(Data listing)
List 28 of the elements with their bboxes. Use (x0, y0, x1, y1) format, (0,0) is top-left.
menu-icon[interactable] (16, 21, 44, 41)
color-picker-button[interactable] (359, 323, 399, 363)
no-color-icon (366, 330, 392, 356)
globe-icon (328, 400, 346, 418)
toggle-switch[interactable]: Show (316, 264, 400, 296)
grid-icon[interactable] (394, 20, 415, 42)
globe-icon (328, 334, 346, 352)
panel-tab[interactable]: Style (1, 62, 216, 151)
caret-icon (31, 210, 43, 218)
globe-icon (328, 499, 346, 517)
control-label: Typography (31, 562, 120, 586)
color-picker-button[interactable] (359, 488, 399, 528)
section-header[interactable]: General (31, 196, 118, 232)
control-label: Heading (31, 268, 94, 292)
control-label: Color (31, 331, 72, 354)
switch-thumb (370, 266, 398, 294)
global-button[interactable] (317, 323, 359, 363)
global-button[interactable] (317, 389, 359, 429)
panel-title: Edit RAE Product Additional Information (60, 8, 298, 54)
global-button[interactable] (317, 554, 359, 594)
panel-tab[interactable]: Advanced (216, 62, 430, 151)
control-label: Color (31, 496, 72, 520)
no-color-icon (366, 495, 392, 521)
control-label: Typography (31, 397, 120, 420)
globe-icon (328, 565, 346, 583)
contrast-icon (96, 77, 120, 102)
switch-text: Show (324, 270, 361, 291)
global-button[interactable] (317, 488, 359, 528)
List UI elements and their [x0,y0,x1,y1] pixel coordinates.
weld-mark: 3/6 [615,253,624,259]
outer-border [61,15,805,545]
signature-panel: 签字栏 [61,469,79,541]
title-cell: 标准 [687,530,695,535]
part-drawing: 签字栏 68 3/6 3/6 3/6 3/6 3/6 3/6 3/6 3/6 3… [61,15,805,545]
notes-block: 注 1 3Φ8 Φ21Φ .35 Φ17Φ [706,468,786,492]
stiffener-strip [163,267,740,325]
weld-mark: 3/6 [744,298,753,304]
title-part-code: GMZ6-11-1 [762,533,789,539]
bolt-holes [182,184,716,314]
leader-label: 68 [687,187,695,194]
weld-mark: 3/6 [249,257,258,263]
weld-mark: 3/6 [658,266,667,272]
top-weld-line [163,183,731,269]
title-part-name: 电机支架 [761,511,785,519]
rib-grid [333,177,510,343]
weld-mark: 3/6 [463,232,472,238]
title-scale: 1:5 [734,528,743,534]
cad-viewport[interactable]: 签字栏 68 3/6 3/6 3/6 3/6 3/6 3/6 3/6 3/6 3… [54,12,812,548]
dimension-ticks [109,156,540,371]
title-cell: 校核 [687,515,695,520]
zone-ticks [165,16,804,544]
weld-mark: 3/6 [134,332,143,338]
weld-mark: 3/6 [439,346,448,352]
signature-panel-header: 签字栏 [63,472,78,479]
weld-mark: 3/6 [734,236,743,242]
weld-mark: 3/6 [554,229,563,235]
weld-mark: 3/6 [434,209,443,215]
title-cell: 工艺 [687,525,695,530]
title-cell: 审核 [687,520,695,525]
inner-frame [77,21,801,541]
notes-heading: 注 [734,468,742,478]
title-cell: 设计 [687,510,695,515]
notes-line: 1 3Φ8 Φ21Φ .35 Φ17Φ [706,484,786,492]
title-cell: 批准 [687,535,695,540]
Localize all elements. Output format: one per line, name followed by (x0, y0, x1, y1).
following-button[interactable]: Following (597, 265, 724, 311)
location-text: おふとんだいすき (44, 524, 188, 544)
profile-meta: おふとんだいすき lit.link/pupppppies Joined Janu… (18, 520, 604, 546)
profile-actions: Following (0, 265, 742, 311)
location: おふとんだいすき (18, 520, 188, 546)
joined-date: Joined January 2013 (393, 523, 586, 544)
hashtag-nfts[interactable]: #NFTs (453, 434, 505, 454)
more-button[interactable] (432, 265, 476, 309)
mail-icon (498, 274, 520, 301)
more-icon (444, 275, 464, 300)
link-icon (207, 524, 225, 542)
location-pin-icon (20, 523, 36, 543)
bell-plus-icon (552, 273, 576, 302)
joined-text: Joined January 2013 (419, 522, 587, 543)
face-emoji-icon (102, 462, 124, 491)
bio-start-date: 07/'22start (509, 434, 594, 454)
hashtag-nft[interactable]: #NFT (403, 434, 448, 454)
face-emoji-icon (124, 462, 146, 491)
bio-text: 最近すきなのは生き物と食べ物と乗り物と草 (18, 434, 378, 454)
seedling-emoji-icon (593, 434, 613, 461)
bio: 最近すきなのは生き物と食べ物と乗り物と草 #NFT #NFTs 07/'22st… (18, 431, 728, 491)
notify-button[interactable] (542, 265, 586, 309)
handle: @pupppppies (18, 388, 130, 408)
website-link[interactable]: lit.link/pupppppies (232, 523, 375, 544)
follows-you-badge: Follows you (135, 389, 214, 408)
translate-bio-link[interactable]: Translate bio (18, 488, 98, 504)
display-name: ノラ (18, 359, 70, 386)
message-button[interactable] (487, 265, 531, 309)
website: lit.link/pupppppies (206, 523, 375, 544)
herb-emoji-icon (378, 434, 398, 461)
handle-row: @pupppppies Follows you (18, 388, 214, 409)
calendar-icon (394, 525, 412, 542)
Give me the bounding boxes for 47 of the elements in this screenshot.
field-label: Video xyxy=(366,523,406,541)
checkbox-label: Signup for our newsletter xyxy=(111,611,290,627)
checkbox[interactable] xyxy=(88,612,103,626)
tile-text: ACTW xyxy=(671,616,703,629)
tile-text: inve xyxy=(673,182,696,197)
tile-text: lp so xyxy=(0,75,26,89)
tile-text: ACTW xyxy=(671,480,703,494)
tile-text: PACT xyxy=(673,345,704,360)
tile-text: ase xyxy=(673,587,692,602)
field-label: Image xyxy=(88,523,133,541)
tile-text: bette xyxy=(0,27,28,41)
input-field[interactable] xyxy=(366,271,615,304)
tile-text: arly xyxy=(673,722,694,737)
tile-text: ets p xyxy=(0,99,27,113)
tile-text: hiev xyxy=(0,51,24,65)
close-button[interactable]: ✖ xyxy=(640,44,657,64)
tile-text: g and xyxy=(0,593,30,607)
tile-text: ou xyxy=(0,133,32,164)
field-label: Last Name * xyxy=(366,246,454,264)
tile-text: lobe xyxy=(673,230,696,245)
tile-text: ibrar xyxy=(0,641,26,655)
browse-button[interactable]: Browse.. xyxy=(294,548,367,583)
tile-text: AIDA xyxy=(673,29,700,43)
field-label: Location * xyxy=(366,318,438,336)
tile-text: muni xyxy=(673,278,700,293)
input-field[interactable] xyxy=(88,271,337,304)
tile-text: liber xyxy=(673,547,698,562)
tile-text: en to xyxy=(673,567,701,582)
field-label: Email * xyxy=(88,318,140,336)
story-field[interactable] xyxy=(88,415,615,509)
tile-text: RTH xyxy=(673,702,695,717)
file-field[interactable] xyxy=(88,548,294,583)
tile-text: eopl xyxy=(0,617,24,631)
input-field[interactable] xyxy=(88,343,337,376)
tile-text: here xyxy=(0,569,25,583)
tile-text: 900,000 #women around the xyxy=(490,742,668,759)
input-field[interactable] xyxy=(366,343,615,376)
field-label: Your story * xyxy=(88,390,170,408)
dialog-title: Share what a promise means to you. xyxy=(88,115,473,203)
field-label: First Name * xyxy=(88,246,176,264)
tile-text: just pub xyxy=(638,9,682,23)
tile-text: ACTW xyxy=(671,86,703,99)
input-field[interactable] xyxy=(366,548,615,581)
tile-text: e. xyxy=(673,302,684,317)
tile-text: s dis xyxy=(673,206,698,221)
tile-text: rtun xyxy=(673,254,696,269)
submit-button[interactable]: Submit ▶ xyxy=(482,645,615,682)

* [WHAT IS EXPECTED]
Write out every line of the data listing above, changing nothing.

* [CORRECT RESULT]
List 28 of the elements with their bboxes. Use (x0, y0, x1, y1) format, (0,0) is top-left.
menu-icon[interactable] (16, 21, 44, 41)
color-picker-button[interactable] (359, 323, 399, 363)
no-color-icon (366, 330, 392, 356)
globe-icon (328, 400, 346, 418)
toggle-switch[interactable]: Show (316, 264, 400, 296)
grid-icon[interactable] (394, 20, 415, 42)
globe-icon (328, 334, 346, 352)
panel-tab[interactable]: Style (1, 62, 216, 151)
caret-icon (31, 210, 43, 218)
globe-icon (328, 499, 346, 517)
control-label: Typography (31, 562, 120, 586)
color-picker-button[interactable] (359, 488, 399, 528)
section-header[interactable]: General (31, 196, 118, 232)
control-label: Heading (31, 268, 94, 292)
control-label: Color (31, 331, 72, 354)
switch-thumb (370, 266, 398, 294)
global-button[interactable] (317, 323, 359, 363)
global-button[interactable] (317, 389, 359, 429)
panel-title: Edit RAE Product Additional Information (60, 8, 298, 54)
global-button[interactable] (317, 554, 359, 594)
panel-tab[interactable]: Advanced (216, 62, 430, 151)
control-label: Color (31, 496, 72, 520)
no-color-icon (366, 495, 392, 521)
control-label: Typography (31, 397, 120, 420)
globe-icon (328, 565, 346, 583)
contrast-icon (96, 77, 120, 102)
switch-text: Show (324, 270, 361, 291)
global-button[interactable] (317, 488, 359, 528)
List UI elements and their [x0,y0,x1,y1] pixel coordinates.
weld-mark: 3/6 [615,253,624,259]
outer-border [61,15,805,545]
signature-panel: 签字栏 [61,469,79,541]
title-cell: 标准 [687,530,695,535]
part-drawing: 签字栏 68 3/6 3/6 3/6 3/6 3/6 3/6 3/6 3/6 3… [61,15,805,545]
notes-block: 注 1 3Φ8 Φ21Φ .35 Φ17Φ [706,468,786,492]
stiffener-strip [163,267,740,325]
weld-mark: 3/6 [744,298,753,304]
title-part-code: GMZ6-11-1 [762,533,789,539]
bolt-holes [182,184,716,314]
leader-label: 68 [687,187,695,194]
weld-mark: 3/6 [249,257,258,263]
weld-mark: 3/6 [658,266,667,272]
top-weld-line [163,183,731,269]
title-part-name: 电机支架 [761,511,785,519]
rib-grid [333,177,510,343]
weld-mark: 3/6 [463,232,472,238]
title-scale: 1:5 [734,528,743,534]
cad-viewport[interactable]: 签字栏 68 3/6 3/6 3/6 3/6 3/6 3/6 3/6 3/6 3… [54,12,812,548]
dimension-ticks [109,156,540,371]
title-cell: 校核 [687,515,695,520]
zone-ticks [165,16,804,544]
weld-mark: 3/6 [134,332,143,338]
weld-mark: 3/6 [439,346,448,352]
signature-panel-header: 签字栏 [63,472,78,479]
weld-mark: 3/6 [734,236,743,242]
weld-mark: 3/6 [554,229,563,235]
weld-mark: 3/6 [434,209,443,215]
title-cell: 工艺 [687,525,695,530]
title-cell: 审核 [687,520,695,525]
inner-frame [77,21,801,541]
notes-heading: 注 [734,468,742,478]
title-cell: 设计 [687,510,695,515]
notes-line: 1 3Φ8 Φ21Φ .35 Φ17Φ [706,484,786,492]
title-cell: 批准 [687,535,695,540]
Localize all elements. Output format: one per line, name followed by (x0, y0, x1, y1).
following-button[interactable]: Following (597, 265, 724, 311)
location-text: おふとんだいすき (44, 524, 188, 544)
profile-meta: おふとんだいすき lit.link/pupppppies Joined Janu… (18, 520, 604, 546)
profile-actions: Following (0, 265, 742, 311)
location: おふとんだいすき (18, 520, 188, 546)
joined-date: Joined January 2013 (393, 523, 586, 544)
hashtag-nfts[interactable]: #NFTs (453, 434, 505, 454)
more-button[interactable] (432, 265, 476, 309)
mail-icon (498, 274, 520, 301)
more-icon (444, 275, 464, 300)
link-icon (207, 524, 225, 542)
location-pin-icon (20, 523, 36, 543)
bell-plus-icon (552, 273, 576, 302)
joined-text: Joined January 2013 (419, 522, 587, 543)
face-emoji-icon (102, 462, 124, 491)
bio-start-date: 07/'22start (509, 434, 594, 454)
hashtag-nft[interactable]: #NFT (403, 434, 448, 454)
face-emoji-icon (124, 462, 146, 491)
bio-text: 最近すきなのは生き物と食べ物と乗り物と草 (18, 434, 378, 454)
seedling-emoji-icon (593, 434, 613, 461)
bio: 最近すきなのは生き物と食べ物と乗り物と草 #NFT #NFTs 07/'22st… (18, 431, 728, 491)
notify-button[interactable] (542, 265, 586, 309)
handle: @pupppppies (18, 388, 130, 408)
website-link[interactable]: lit.link/pupppppies (232, 523, 375, 544)
follows-you-badge: Follows you (135, 389, 214, 408)
translate-bio-link[interactable]: Translate bio (18, 488, 98, 504)
display-name: ノラ (18, 359, 70, 386)
message-button[interactable] (487, 265, 531, 309)
website: lit.link/pupppppies (206, 523, 375, 544)
herb-emoji-icon (378, 434, 398, 461)
handle-row: @pupppppies Follows you (18, 388, 214, 409)
calendar-icon (394, 525, 412, 542)
Give me the bounding boxes for 47 of the elements in this screenshot.
field-label: Video xyxy=(366,523,406,541)
checkbox-label: Signup for our newsletter xyxy=(111,611,290,627)
checkbox[interactable] xyxy=(88,612,103,626)
tile-text: ACTW xyxy=(671,616,703,629)
tile-text: inve xyxy=(673,182,696,197)
tile-text: lp so xyxy=(0,75,26,89)
tile-text: ACTW xyxy=(671,480,703,494)
tile-text: PACT xyxy=(673,345,704,360)
tile-text: ase xyxy=(673,587,692,602)
field-label: Image xyxy=(88,523,133,541)
tile-text: bette xyxy=(0,27,28,41)
input-field[interactable] xyxy=(366,271,615,304)
tile-text: arly xyxy=(673,722,694,737)
tile-text: ets p xyxy=(0,99,27,113)
tile-text: hiev xyxy=(0,51,24,65)
close-button[interactable]: ✖ xyxy=(640,44,657,64)
tile-text: g and xyxy=(0,593,30,607)
tile-text: ou xyxy=(0,133,32,164)
field-label: Last Name * xyxy=(366,246,454,264)
tile-text: lobe xyxy=(673,230,696,245)
tile-text: ibrar xyxy=(0,641,26,655)
browse-button[interactable]: Browse.. xyxy=(294,548,367,583)
tile-text: AIDA xyxy=(673,29,700,43)
field-label: Location * xyxy=(366,318,438,336)
tile-text: muni xyxy=(673,278,700,293)
input-field[interactable] xyxy=(88,271,337,304)
tile-text: liber xyxy=(673,547,698,562)
tile-text: en to xyxy=(673,567,701,582)
field-label: Email * xyxy=(88,318,140,336)
story-field[interactable] xyxy=(88,415,615,509)
tile-text: RTH xyxy=(673,702,695,717)
file-field[interactable] xyxy=(88,548,294,583)
tile-text: eopl xyxy=(0,617,24,631)
input-field[interactable] xyxy=(88,343,337,376)
tile-text: here xyxy=(0,569,25,583)
tile-text: 900,000 #women around the xyxy=(490,742,668,759)
input-field[interactable] xyxy=(366,343,615,376)
field-label: Your story * xyxy=(88,390,170,408)
dialog-title: Share what a promise means to you. xyxy=(88,115,473,203)
field-label: First Name * xyxy=(88,246,176,264)
tile-text: just pub xyxy=(638,9,682,23)
tile-text: ACTW xyxy=(671,86,703,99)
input-field[interactable] xyxy=(366,548,615,581)
tile-text: e. xyxy=(673,302,684,317)
tile-text: s dis xyxy=(673,206,698,221)
tile-text: rtun xyxy=(673,254,696,269)
submit-button[interactable]: Submit ▶ xyxy=(482,645,615,682)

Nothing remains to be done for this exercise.